> **Work to do**: Your task is to restate the data word for word.

> **Rows**:

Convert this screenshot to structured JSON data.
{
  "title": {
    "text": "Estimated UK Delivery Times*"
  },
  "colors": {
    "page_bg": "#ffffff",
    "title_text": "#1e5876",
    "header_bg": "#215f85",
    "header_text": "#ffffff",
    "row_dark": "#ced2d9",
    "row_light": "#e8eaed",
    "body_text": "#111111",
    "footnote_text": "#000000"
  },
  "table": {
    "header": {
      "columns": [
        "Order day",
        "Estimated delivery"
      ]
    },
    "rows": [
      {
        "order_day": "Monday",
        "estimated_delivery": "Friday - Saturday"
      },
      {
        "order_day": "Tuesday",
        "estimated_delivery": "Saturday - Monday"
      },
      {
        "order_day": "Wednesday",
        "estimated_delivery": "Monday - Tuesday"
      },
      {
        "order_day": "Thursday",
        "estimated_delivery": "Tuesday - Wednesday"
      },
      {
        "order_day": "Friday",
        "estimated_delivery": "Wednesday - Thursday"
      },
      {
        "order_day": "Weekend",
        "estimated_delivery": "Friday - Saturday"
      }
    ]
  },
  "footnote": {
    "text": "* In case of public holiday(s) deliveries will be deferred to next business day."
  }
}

> **Exercise answer**:
Convert this screenshot to structured JSON data.
{
  "title": {
    "text": "Estimated UK Delivery Times*"
  },
  "colors": {
    "page_bg": "#ffffff",
    "title_text": "#1e5876",
    "header_bg": "#215f85",
    "header_text": "#ffffff",
    "row_dark": "#ced2d9",
    "row_light": "#e8eaed",
    "body_text": "#111111",
    "footnote_text": "#000000"
  },
  "table": {
    "header": {
      "columns": [
        "Order day",
        "Estimated delivery"
      ]
    },
    "rows": [
      {
        "order_day": "Monday",
        "estimated_delivery": "Friday - Saturday"
      },
      {
        "order_day": "Tuesday",
        "estimated_delivery": "Saturday - Monday"
      },
      {
        "order_day": "Wednesday",
        "estimated_delivery": "Monday - Tuesday"
      },
      {
        "order_day": "Thursday",
        "estimated_delivery": "Tuesday - Wednesday"
      },
      {
        "order_day": "Friday",
        "estimated_delivery": "Wednesday - Thursday"
      },
      {
        "order_day": "Weekend",
        "estimated_delivery": "Friday - Saturday"
      }
    ]
  },
  "footnote": {
    "text": "* In case of public holiday(s) deliveries will be deferred to next business day."
  }
}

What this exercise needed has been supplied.